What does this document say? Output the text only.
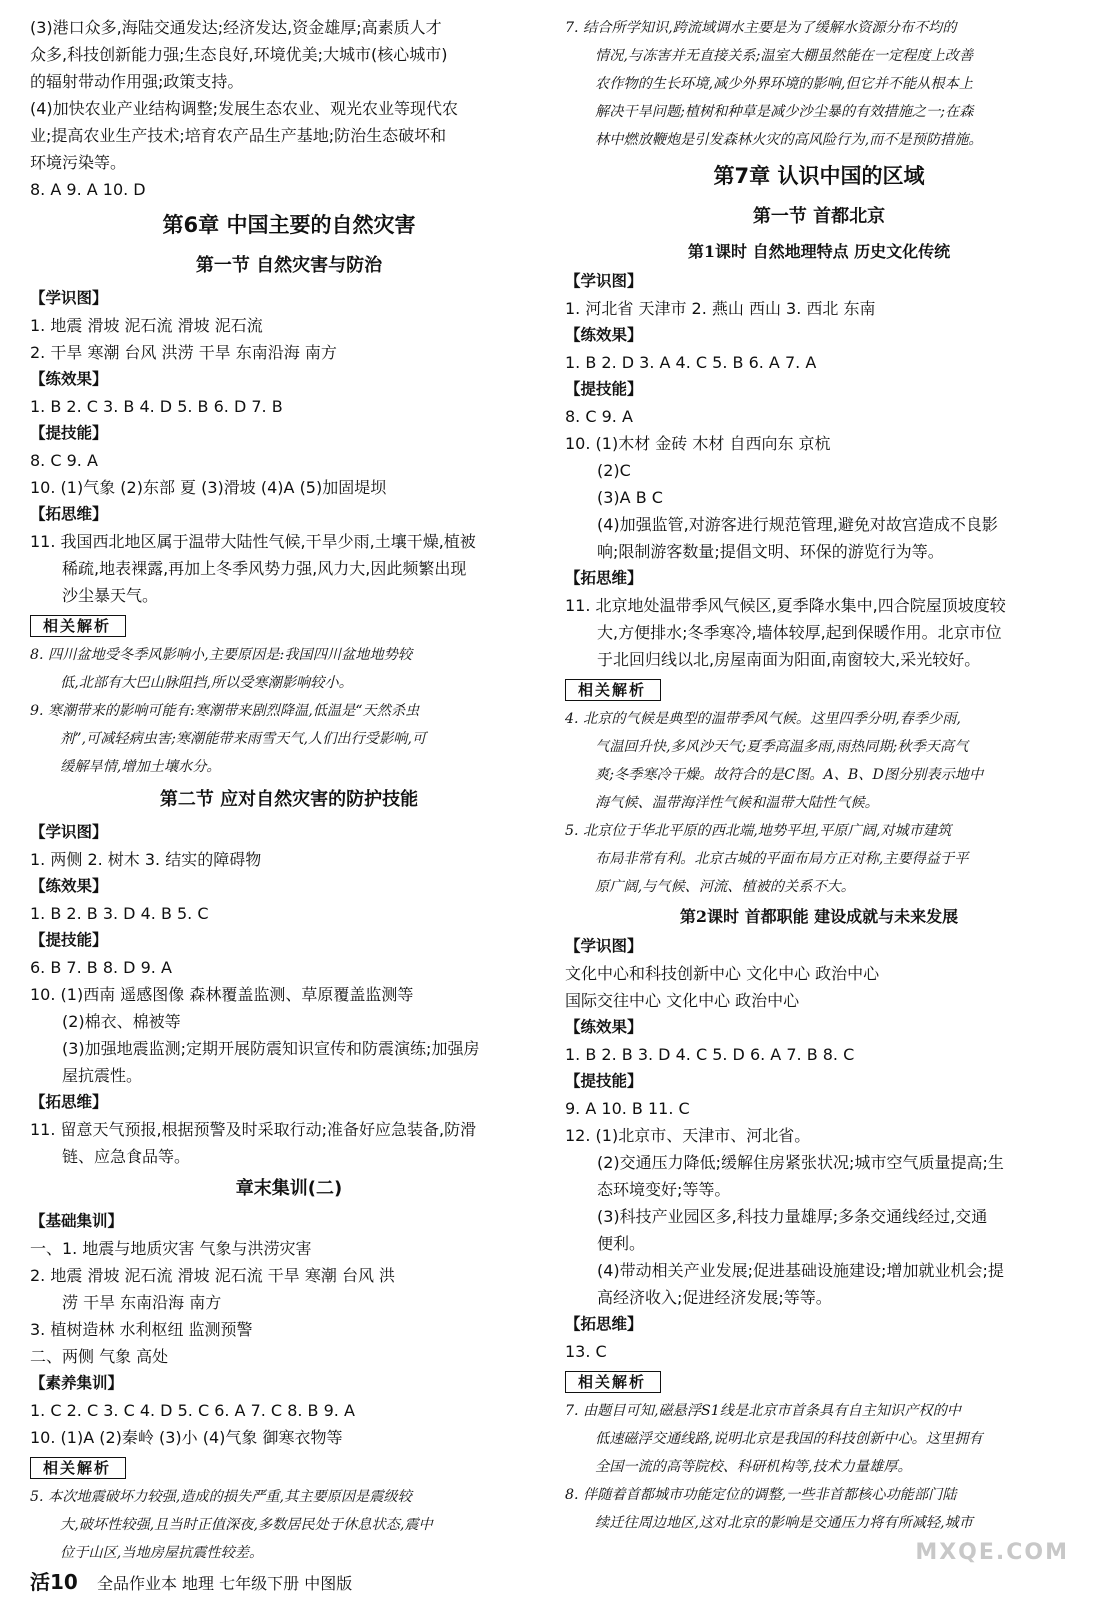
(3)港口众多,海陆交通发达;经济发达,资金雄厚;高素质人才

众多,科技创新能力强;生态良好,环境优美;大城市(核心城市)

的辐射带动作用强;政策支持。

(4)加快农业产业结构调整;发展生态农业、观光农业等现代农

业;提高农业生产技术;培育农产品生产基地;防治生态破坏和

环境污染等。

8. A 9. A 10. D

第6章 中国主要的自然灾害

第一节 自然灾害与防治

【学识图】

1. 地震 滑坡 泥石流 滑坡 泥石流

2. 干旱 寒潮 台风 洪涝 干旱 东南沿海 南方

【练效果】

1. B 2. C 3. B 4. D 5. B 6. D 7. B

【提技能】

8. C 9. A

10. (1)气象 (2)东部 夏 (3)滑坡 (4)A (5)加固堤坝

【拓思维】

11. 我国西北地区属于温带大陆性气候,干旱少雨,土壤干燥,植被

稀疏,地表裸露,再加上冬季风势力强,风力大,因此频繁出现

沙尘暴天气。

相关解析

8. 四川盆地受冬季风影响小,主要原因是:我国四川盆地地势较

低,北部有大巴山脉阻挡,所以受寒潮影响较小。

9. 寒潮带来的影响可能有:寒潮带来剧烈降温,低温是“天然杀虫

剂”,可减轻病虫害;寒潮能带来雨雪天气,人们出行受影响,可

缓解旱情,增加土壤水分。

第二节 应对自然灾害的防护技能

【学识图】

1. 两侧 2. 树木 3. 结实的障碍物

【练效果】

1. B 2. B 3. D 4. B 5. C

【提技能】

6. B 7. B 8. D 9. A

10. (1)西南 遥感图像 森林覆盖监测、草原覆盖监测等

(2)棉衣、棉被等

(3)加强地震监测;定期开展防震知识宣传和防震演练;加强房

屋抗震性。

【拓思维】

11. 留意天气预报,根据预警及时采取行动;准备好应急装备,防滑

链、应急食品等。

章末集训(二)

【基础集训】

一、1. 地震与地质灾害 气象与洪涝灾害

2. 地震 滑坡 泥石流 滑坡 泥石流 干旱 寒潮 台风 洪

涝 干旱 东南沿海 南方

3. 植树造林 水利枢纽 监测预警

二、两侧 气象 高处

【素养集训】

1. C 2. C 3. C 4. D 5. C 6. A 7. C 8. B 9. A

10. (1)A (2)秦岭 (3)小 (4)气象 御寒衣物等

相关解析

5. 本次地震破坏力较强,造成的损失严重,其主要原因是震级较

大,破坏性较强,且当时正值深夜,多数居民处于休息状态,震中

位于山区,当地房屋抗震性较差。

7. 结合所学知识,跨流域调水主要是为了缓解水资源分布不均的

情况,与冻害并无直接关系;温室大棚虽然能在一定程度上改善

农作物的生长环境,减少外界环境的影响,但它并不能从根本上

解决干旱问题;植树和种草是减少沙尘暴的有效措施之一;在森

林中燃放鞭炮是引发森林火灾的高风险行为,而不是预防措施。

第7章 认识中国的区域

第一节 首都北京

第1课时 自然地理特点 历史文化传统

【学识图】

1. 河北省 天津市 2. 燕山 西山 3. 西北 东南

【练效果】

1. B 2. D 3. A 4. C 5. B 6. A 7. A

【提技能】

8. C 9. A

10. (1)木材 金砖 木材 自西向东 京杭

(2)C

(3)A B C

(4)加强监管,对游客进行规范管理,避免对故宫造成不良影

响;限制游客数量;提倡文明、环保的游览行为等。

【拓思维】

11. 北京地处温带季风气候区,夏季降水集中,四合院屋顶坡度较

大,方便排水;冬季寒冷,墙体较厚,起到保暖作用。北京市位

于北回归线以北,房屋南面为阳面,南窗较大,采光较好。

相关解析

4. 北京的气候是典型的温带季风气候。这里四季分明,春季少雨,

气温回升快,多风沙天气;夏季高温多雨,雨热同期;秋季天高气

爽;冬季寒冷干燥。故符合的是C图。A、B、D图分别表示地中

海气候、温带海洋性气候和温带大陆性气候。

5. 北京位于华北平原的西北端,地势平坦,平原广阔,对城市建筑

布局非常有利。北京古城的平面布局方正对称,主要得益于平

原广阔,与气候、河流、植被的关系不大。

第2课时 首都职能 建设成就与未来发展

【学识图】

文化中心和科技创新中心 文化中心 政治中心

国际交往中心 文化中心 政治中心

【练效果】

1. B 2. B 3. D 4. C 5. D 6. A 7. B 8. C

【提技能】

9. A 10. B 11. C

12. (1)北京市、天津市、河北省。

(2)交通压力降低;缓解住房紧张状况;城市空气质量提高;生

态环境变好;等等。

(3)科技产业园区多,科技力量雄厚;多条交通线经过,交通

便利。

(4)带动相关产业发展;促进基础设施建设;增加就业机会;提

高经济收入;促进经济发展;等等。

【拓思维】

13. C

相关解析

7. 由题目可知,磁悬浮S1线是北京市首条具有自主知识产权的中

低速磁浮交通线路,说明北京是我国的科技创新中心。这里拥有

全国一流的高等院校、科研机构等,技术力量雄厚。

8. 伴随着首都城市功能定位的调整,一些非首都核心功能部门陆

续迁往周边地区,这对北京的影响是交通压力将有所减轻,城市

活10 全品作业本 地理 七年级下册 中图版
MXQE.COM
•••••
SET TASK:
Copy each line above precisely, dropping the pictures.

THE COMPLETED TASK:
What does this document say? Output the text only.
(3)港口众多,海陆交通发达;经济发达,资金雄厚;高素质人才

众多,科技创新能力强;生态良好,环境优美;大城市(核心城市)

的辐射带动作用强;政策支持。

(4)加快农业产业结构调整;发展生态农业、观光农业等现代农

业;提高农业生产技术;培育农产品生产基地;防治生态破坏和

环境污染等。

8. A 9. A 10. D

第6章 中国主要的自然灾害

第一节 自然灾害与防治

【学识图】

1. 地震 滑坡 泥石流 滑坡 泥石流

2. 干旱 寒潮 台风 洪涝 干旱 东南沿海 南方

【练效果】

1. B 2. C 3. B 4. D 5. B 6. D 7. B

【提技能】

8. C 9. A

10. (1)气象 (2)东部 夏 (3)滑坡 (4)A (5)加固堤坝

【拓思维】

11. 我国西北地区属于温带大陆性气候,干旱少雨,土壤干燥,植被

稀疏,地表裸露,再加上冬季风势力强,风力大,因此频繁出现

沙尘暴天气。

相关解析

8. 四川盆地受冬季风影响小,主要原因是:我国四川盆地地势较

低,北部有大巴山脉阻挡,所以受寒潮影响较小。

9. 寒潮带来的影响可能有:寒潮带来剧烈降温,低温是“天然杀虫

剂”,可减轻病虫害;寒潮能带来雨雪天气,人们出行受影响,可

缓解旱情,增加土壤水分。

第二节 应对自然灾害的防护技能

【学识图】

1. 两侧 2. 树木 3. 结实的障碍物

【练效果】

1. B 2. B 3. D 4. B 5. C

【提技能】

6. B 7. B 8. D 9. A

10. (1)西南 遥感图像 森林覆盖监测、草原覆盖监测等

(2)棉衣、棉被等

(3)加强地震监测;定期开展防震知识宣传和防震演练;加强房

屋抗震性。

【拓思维】

11. 留意天气预报,根据预警及时采取行动;准备好应急装备,防滑

链、应急食品等。

章末集训(二)

【基础集训】

一、1. 地震与地质灾害 气象与洪涝灾害

2. 地震 滑坡 泥石流 滑坡 泥石流 干旱 寒潮 台风 洪

涝 干旱 东南沿海 南方

3. 植树造林 水利枢纽 监测预警

二、两侧 气象 高处

【素养集训】

1. C 2. C 3. C 4. D 5. C 6. A 7. C 8. B 9. A

10. (1)A (2)秦岭 (3)小 (4)气象 御寒衣物等

相关解析

5. 本次地震破坏力较强,造成的损失严重,其主要原因是震级较

大,破坏性较强,且当时正值深夜,多数居民处于休息状态,震中

位于山区,当地房屋抗震性较差。

7. 结合所学知识,跨流域调水主要是为了缓解水资源分布不均的

情况,与冻害并无直接关系;温室大棚虽然能在一定程度上改善

农作物的生长环境,减少外界环境的影响,但它并不能从根本上

解决干旱问题;植树和种草是减少沙尘暴的有效措施之一;在森

林中燃放鞭炮是引发森林火灾的高风险行为,而不是预防措施。

第7章 认识中国的区域

第一节 首都北京

第1课时 自然地理特点 历史文化传统

【学识图】

1. 河北省 天津市 2. 燕山 西山 3. 西北 东南

【练效果】

1. B 2. D 3. A 4. C 5. B 6. A 7. A

【提技能】

8. C 9. A

10. (1)木材 金砖 木材 自西向东 京杭

(2)C

(3)A B C

(4)加强监管,对游客进行规范管理,避免对故宫造成不良影

响;限制游客数量;提倡文明、环保的游览行为等。

【拓思维】

11. 北京地处温带季风气候区,夏季降水集中,四合院屋顶坡度较

大,方便排水;冬季寒冷,墙体较厚,起到保暖作用。北京市位

于北回归线以北,房屋南面为阳面,南窗较大,采光较好。

相关解析

4. 北京的气候是典型的温带季风气候。这里四季分明,春季少雨,

气温回升快,多风沙天气;夏季高温多雨,雨热同期;秋季天高气

爽;冬季寒冷干燥。故符合的是C图。A、B、D图分别表示地中

海气候、温带海洋性气候和温带大陆性气候。

5. 北京位于华北平原的西北端,地势平坦,平原广阔,对城市建筑

布局非常有利。北京古城的平面布局方正对称,主要得益于平

原广阔,与气候、河流、植被的关系不大。

第2课时 首都职能 建设成就与未来发展

【学识图】

文化中心和科技创新中心 文化中心 政治中心

国际交往中心 文化中心 政治中心

【练效果】

1. B 2. B 3. D 4. C 5. D 6. A 7. B 8. C

【提技能】

9. A 10. B 11. C

12. (1)北京市、天津市、河北省。

(2)交通压力降低;缓解住房紧张状况;城市空气质量提高;生

态环境变好;等等。

(3)科技产业园区多,科技力量雄厚;多条交通线经过,交通

便利。

(4)带动相关产业发展;促进基础设施建设;增加就业机会;提

高经济收入;促进经济发展;等等。

【拓思维】

13. C

相关解析

7. 由题目可知,磁悬浮S1线是北京市首条具有自主知识产权的中

低速磁浮交通线路,说明北京是我国的科技创新中心。这里拥有

全国一流的高等院校、科研机构等,技术力量雄厚。

8. 伴随着首都城市功能定位的调整,一些非首都核心功能部门陆

续迁往周边地区,这对北京的影响是交通压力将有所减轻,城市

活10 全品作业本 地理 七年级下册 中图版
MXQE.COM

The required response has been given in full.